**Work to do**. Return the material word for word. Do not include the pictures.

**Information supplied**.
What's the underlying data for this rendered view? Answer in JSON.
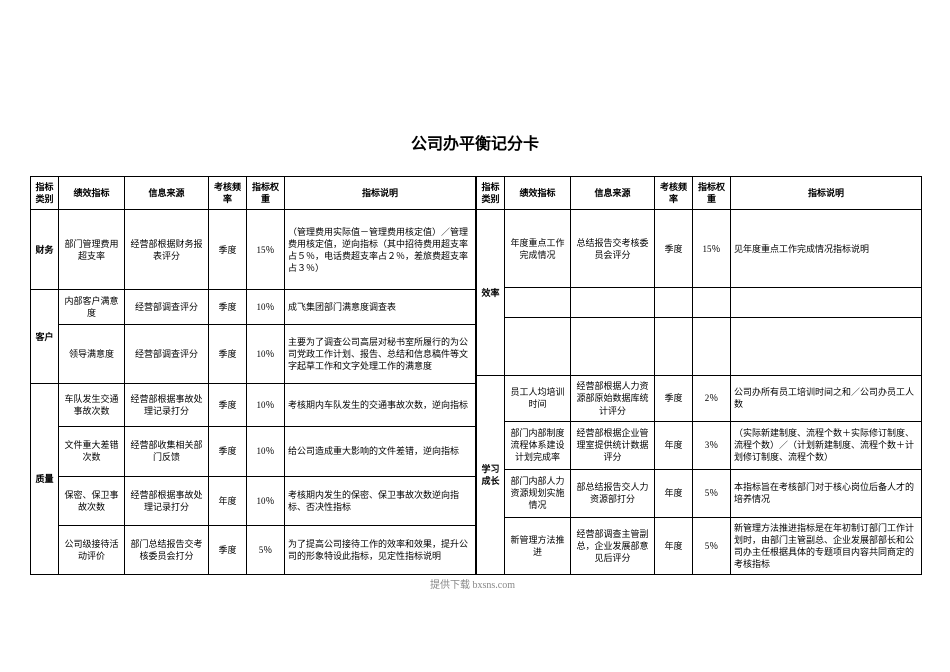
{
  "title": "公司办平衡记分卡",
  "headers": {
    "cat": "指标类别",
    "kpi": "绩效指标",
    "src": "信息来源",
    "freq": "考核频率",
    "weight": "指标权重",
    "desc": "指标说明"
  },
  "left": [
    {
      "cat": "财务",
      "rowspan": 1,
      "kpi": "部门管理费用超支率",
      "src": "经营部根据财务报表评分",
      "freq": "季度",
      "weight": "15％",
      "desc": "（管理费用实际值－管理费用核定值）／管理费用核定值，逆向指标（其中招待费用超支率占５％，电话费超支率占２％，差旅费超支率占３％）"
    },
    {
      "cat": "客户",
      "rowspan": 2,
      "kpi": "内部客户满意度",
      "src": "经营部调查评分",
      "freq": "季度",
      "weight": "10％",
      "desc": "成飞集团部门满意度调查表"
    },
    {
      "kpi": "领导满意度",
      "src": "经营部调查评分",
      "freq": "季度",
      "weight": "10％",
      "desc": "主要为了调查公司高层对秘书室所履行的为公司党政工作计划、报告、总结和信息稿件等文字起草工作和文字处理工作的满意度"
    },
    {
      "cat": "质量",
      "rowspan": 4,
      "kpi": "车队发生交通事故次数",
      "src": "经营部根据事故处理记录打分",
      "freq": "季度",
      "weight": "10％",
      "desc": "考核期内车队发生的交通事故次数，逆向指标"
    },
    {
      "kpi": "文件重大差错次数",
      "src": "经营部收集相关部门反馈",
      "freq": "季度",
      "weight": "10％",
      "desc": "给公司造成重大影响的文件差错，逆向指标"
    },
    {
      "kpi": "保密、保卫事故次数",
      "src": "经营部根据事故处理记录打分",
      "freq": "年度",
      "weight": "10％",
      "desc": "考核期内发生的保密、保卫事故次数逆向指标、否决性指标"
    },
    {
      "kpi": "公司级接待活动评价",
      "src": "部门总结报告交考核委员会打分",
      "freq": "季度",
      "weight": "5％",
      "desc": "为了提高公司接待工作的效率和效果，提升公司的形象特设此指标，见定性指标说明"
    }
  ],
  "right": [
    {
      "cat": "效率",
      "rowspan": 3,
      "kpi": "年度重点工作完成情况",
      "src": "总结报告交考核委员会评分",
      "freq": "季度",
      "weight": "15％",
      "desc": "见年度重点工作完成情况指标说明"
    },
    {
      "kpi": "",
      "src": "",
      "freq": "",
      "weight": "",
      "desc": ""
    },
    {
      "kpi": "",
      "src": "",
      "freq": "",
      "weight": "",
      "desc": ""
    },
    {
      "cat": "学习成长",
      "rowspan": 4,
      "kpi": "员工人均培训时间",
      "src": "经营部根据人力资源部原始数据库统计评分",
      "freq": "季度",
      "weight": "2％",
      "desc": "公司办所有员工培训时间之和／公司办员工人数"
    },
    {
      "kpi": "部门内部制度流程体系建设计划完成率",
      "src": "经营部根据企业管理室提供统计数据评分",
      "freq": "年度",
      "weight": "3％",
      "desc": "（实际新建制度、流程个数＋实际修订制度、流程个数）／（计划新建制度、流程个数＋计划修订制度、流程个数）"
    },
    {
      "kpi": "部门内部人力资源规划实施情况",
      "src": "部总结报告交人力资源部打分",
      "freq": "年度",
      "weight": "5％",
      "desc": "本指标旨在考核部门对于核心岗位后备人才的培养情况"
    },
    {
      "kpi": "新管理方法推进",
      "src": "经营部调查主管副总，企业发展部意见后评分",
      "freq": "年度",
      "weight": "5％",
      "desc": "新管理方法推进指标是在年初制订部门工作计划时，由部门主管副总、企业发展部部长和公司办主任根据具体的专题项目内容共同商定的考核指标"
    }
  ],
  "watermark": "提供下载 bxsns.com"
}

**Correct answer**.
What's the underlying data for this rendered view? Answer in JSON.
{
  "title": "公司办平衡记分卡",
  "headers": {
    "cat": "指标类别",
    "kpi": "绩效指标",
    "src": "信息来源",
    "freq": "考核频率",
    "weight": "指标权重",
    "desc": "指标说明"
  },
  "left": [
    {
      "cat": "财务",
      "rowspan": 1,
      "kpi": "部门管理费用超支率",
      "src": "经营部根据财务报表评分",
      "freq": "季度",
      "weight": "15％",
      "desc": "（管理费用实际值－管理费用核定值）／管理费用核定值，逆向指标（其中招待费用超支率占５％，电话费超支率占２％，差旅费超支率占３％）"
    },
    {
      "cat": "客户",
      "rowspan": 2,
      "kpi": "内部客户满意度",
      "src": "经营部调查评分",
      "freq": "季度",
      "weight": "10％",
      "desc": "成飞集团部门满意度调查表"
    },
    {
      "kpi": "领导满意度",
      "src": "经营部调查评分",
      "freq": "季度",
      "weight": "10％",
      "desc": "主要为了调查公司高层对秘书室所履行的为公司党政工作计划、报告、总结和信息稿件等文字起草工作和文字处理工作的满意度"
    },
    {
      "cat": "质量",
      "rowspan": 4,
      "kpi": "车队发生交通事故次数",
      "src": "经营部根据事故处理记录打分",
      "freq": "季度",
      "weight": "10％",
      "desc": "考核期内车队发生的交通事故次数，逆向指标"
    },
    {
      "kpi": "文件重大差错次数",
      "src": "经营部收集相关部门反馈",
      "freq": "季度",
      "weight": "10％",
      "desc": "给公司造成重大影响的文件差错，逆向指标"
    },
    {
      "kpi": "保密、保卫事故次数",
      "src": "经营部根据事故处理记录打分",
      "freq": "年度",
      "weight": "10％",
      "desc": "考核期内发生的保密、保卫事故次数逆向指标、否决性指标"
    },
    {
      "kpi": "公司级接待活动评价",
      "src": "部门总结报告交考核委员会打分",
      "freq": "季度",
      "weight": "5％",
      "desc": "为了提高公司接待工作的效率和效果，提升公司的形象特设此指标，见定性指标说明"
    }
  ],
  "right": [
    {
      "cat": "效率",
      "rowspan": 3,
      "kpi": "年度重点工作完成情况",
      "src": "总结报告交考核委员会评分",
      "freq": "季度",
      "weight": "15％",
      "desc": "见年度重点工作完成情况指标说明"
    },
    {
      "kpi": "",
      "src": "",
      "freq": "",
      "weight": "",
      "desc": ""
    },
    {
      "kpi": "",
      "src": "",
      "freq": "",
      "weight": "",
      "desc": ""
    },
    {
      "cat": "学习成长",
      "rowspan": 4,
      "kpi": "员工人均培训时间",
      "src": "经营部根据人力资源部原始数据库统计评分",
      "freq": "季度",
      "weight": "2％",
      "desc": "公司办所有员工培训时间之和／公司办员工人数"
    },
    {
      "kpi": "部门内部制度流程体系建设计划完成率",
      "src": "经营部根据企业管理室提供统计数据评分",
      "freq": "年度",
      "weight": "3％",
      "desc": "（实际新建制度、流程个数＋实际修订制度、流程个数）／（计划新建制度、流程个数＋计划修订制度、流程个数）"
    },
    {
      "kpi": "部门内部人力资源规划实施情况",
      "src": "部总结报告交人力资源部打分",
      "freq": "年度",
      "weight": "5％",
      "desc": "本指标旨在考核部门对于核心岗位后备人才的培养情况"
    },
    {
      "kpi": "新管理方法推进",
      "src": "经营部调查主管副总，企业发展部意见后评分",
      "freq": "年度",
      "weight": "5％",
      "desc": "新管理方法推进指标是在年初制订部门工作计划时，由部门主管副总、企业发展部部长和公司办主任根据具体的专题项目内容共同商定的考核指标"
    }
  ],
  "watermark": "提供下载 bxsns.com"
}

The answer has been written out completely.